**YOUR OBJECTIVE**: Tally the lines in the listing below that contain "track" and report the tally alone.

**EXERCISE DATA**:
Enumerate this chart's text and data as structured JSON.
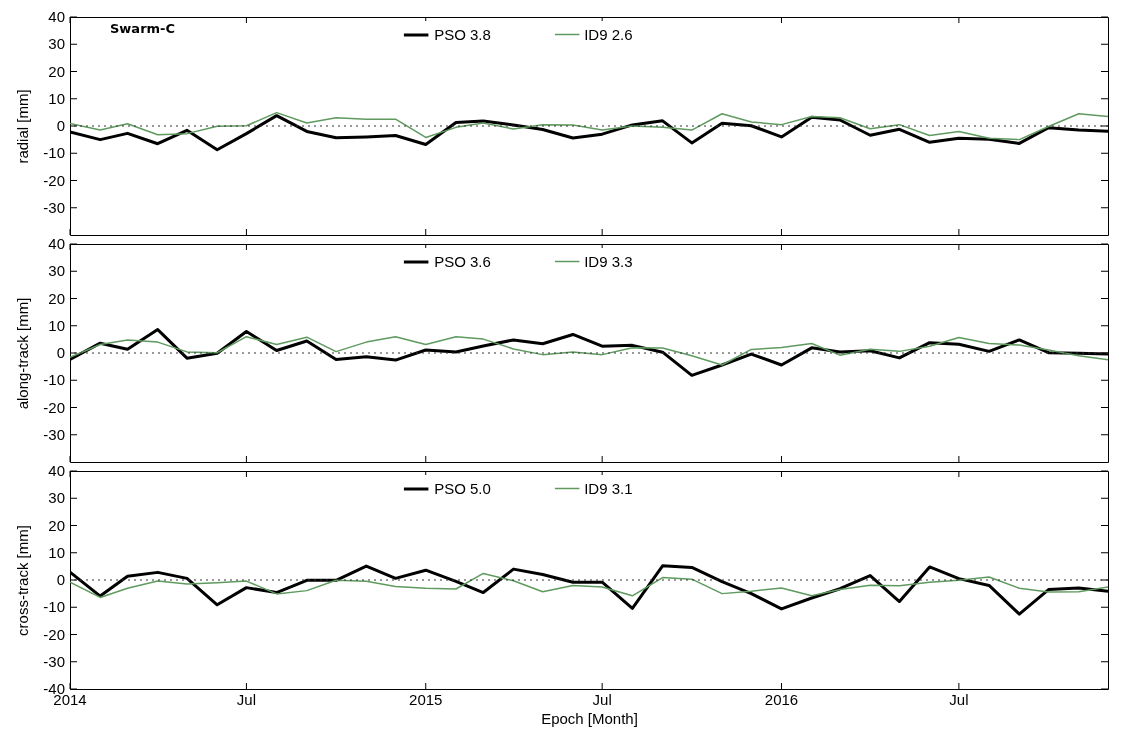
{
  "chart_data": [
    {
      "type": "line",
      "ylabel": "radial [mm]",
      "annotations": [
        "Swarm-C"
      ],
      "x": [
        "2014-01",
        "2014-02",
        "2014-03",
        "2014-04",
        "2014-05",
        "2014-06",
        "2014-07",
        "2014-08",
        "2014-09",
        "2014-10",
        "2014-11",
        "2014-12",
        "2015-01",
        "2015-02",
        "2015-03",
        "2015-04",
        "2015-05",
        "2015-06",
        "2015-07",
        "2015-08",
        "2015-09",
        "2015-10",
        "2015-11",
        "2015-12",
        "2016-01",
        "2016-02",
        "2016-03",
        "2016-04",
        "2016-05",
        "2016-06",
        "2016-07",
        "2016-08",
        "2016-09",
        "2016-10",
        "2016-11",
        "2016-12"
      ],
      "xlim": [
        "2014-01",
        "2016-12"
      ],
      "xticks": [
        {
          "value": "2014-01",
          "label": null
        },
        {
          "value": "2014-07",
          "label": null
        },
        {
          "value": "2015-01",
          "label": null
        },
        {
          "value": "2015-07",
          "label": null
        },
        {
          "value": "2016-01",
          "label": null
        },
        {
          "value": "2016-07",
          "label": null
        }
      ],
      "ylim": [
        -40,
        40
      ],
      "yticks": [
        -30,
        -20,
        -10,
        0,
        10,
        20,
        30,
        40
      ],
      "tick_labels": "y",
      "legend": "top",
      "grid": false,
      "ref_lines": [
        {
          "axis": "y",
          "value": 0,
          "color": "#333333",
          "line_style": "dotted"
        }
      ],
      "series": [
        {
          "name": "PSO 3.8",
          "color": "#000000",
          "values": [
            -2.2,
            -5,
            -2.7,
            -6.5,
            -1.6,
            -8.7,
            -2.8,
            3.8,
            -2,
            -4.3,
            -4,
            -3.5,
            -6.8,
            1.3,
            1.8,
            0.4,
            -1.3,
            -4.4,
            -3,
            0.4,
            1.9,
            -6.2,
            1,
            0.1,
            -4,
            3.2,
            2.2,
            -3.4,
            -1.2,
            -6,
            -4.5,
            -4.9,
            -6.4,
            -0.6,
            -1.5,
            -1.9
          ]
        },
        {
          "name": "ID9 2.6",
          "color": "#5f9a5f",
          "values": [
            0.9,
            -1.5,
            0.8,
            -3.2,
            -2.8,
            -0.1,
            0.1,
            4.9,
            1.1,
            3,
            2.5,
            2.5,
            -4.2,
            -0.5,
            1.1,
            -1.1,
            0.5,
            0.4,
            -1.5,
            0,
            -0.5,
            -1.5,
            4.5,
            1.5,
            0.5,
            3.5,
            3,
            -1,
            0.5,
            -3.5,
            -2,
            -4.5,
            -5,
            -0.2,
            4.5,
            3.5
          ]
        }
      ]
    },
    {
      "type": "line",
      "ylabel": "along-track [mm]",
      "x": [
        "2014-01",
        "2014-02",
        "2014-03",
        "2014-04",
        "2014-05",
        "2014-06",
        "2014-07",
        "2014-08",
        "2014-09",
        "2014-10",
        "2014-11",
        "2014-12",
        "2015-01",
        "2015-02",
        "2015-03",
        "2015-04",
        "2015-05",
        "2015-06",
        "2015-07",
        "2015-08",
        "2015-09",
        "2015-10",
        "2015-11",
        "2015-12",
        "2016-01",
        "2016-02",
        "2016-03",
        "2016-04",
        "2016-05",
        "2016-06",
        "2016-07",
        "2016-08",
        "2016-09",
        "2016-10",
        "2016-11",
        "2016-12"
      ],
      "xlim": [
        "2014-01",
        "2016-12"
      ],
      "xticks": [
        {
          "value": "2014-01",
          "label": null
        },
        {
          "value": "2014-07",
          "label": null
        },
        {
          "value": "2015-01",
          "label": null
        },
        {
          "value": "2015-07",
          "label": null
        },
        {
          "value": "2016-01",
          "label": null
        },
        {
          "value": "2016-07",
          "label": null
        }
      ],
      "ylim": [
        -40,
        40
      ],
      "yticks": [
        -30,
        -20,
        -10,
        0,
        10,
        20,
        30,
        40
      ],
      "tick_labels": "y",
      "legend": "top",
      "grid": false,
      "ref_lines": [
        {
          "axis": "y",
          "value": 0,
          "color": "#333333",
          "line_style": "dotted"
        }
      ],
      "series": [
        {
          "name": "PSO 3.6",
          "color": "#000000",
          "values": [
            -2.4,
            3.6,
            1.4,
            8.6,
            -1.9,
            -0.1,
            7.9,
            0.9,
            4.4,
            -2.4,
            -1.4,
            -2.6,
            1.1,
            0.4,
            2.6,
            4.8,
            3.4,
            6.8,
            2.5,
            2.8,
            0.3,
            -8.2,
            -4.4,
            -0.4,
            -4.4,
            1.9,
            0.4,
            0.8,
            -1.8,
            3.8,
            3.2,
            0.6,
            4.8,
            0.1,
            -0.1,
            -0.4
          ]
        },
        {
          "name": "ID9 3.3",
          "color": "#5f9a5f",
          "values": [
            -1.6,
            3.1,
            4.8,
            4,
            0.4,
            0.1,
            6,
            3.1,
            5.8,
            0.5,
            4,
            6,
            3.1,
            6,
            5.1,
            1.5,
            -0.6,
            0.4,
            -0.6,
            1.9,
            1.8,
            -1,
            -4.4,
            1.3,
            2,
            3.5,
            -0.8,
            1.4,
            0.6,
            2.5,
            5.7,
            3.5,
            2.9,
            1.1,
            -1,
            -2.5
          ]
        }
      ]
    },
    {
      "type": "line",
      "ylabel": "cross-track [mm]",
      "xlabel": "Epoch [Month]",
      "x": [
        "2014-01",
        "2014-02",
        "2014-03",
        "2014-04",
        "2014-05",
        "2014-06",
        "2014-07",
        "2014-08",
        "2014-09",
        "2014-10",
        "2014-11",
        "2014-12",
        "2015-01",
        "2015-02",
        "2015-03",
        "2015-04",
        "2015-05",
        "2015-06",
        "2015-07",
        "2015-08",
        "2015-09",
        "2015-10",
        "2015-11",
        "2015-12",
        "2016-01",
        "2016-02",
        "2016-03",
        "2016-04",
        "2016-05",
        "2016-06",
        "2016-07",
        "2016-08",
        "2016-09",
        "2016-10",
        "2016-11",
        "2016-12"
      ],
      "xlim": [
        "2014-01",
        "2016-12"
      ],
      "xticks": [
        {
          "value": "2014-01",
          "label": "2014"
        },
        {
          "value": "2014-07",
          "label": "Jul"
        },
        {
          "value": "2015-01",
          "label": "2015"
        },
        {
          "value": "2015-07",
          "label": "Jul"
        },
        {
          "value": "2016-01",
          "label": "2016"
        },
        {
          "value": "2016-07",
          "label": "Jul"
        }
      ],
      "ylim": [
        -40,
        40
      ],
      "yticks": [
        -40,
        -30,
        -20,
        -10,
        0,
        10,
        20,
        30,
        40
      ],
      "legend": "top",
      "grid": false,
      "ref_lines": [
        {
          "axis": "y",
          "value": 0,
          "color": "#333333",
          "line_style": "dotted"
        }
      ],
      "series": [
        {
          "name": "PSO 5.0",
          "color": "#000000",
          "values": [
            2.9,
            -5.9,
            1.4,
            2.8,
            0.6,
            -9.1,
            -2.8,
            -4.6,
            -0.1,
            -0.1,
            5.1,
            0.6,
            3.6,
            -0.5,
            -4.6,
            4,
            2,
            -0.8,
            -0.8,
            -10.4,
            5.2,
            4.6,
            -0.6,
            -5,
            -10.6,
            -6.6,
            -3.2,
            1.6,
            -7.9,
            4.8,
            0.5,
            -2,
            -12.5,
            -3.5,
            -2.9,
            -4.1
          ]
        },
        {
          "name": "ID9 3.1",
          "color": "#5f9a5f",
          "values": [
            -0.8,
            -6.4,
            -3,
            -0.4,
            -1.5,
            -1,
            -0.4,
            -5.1,
            -3.9,
            -0.1,
            -0.5,
            -2.4,
            -3,
            -3.3,
            2.4,
            -0.3,
            -4.3,
            -2,
            -2.6,
            -5.8,
            0.9,
            0.3,
            -5,
            -4.1,
            -2.9,
            -5.8,
            -3.5,
            -1.9,
            -2.1,
            -0.8,
            -0.1,
            1.1,
            -3,
            -4.4,
            -4.3,
            -2.6
          ]
        }
      ]
    }
  ]
}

**THE RESPONSE**: 2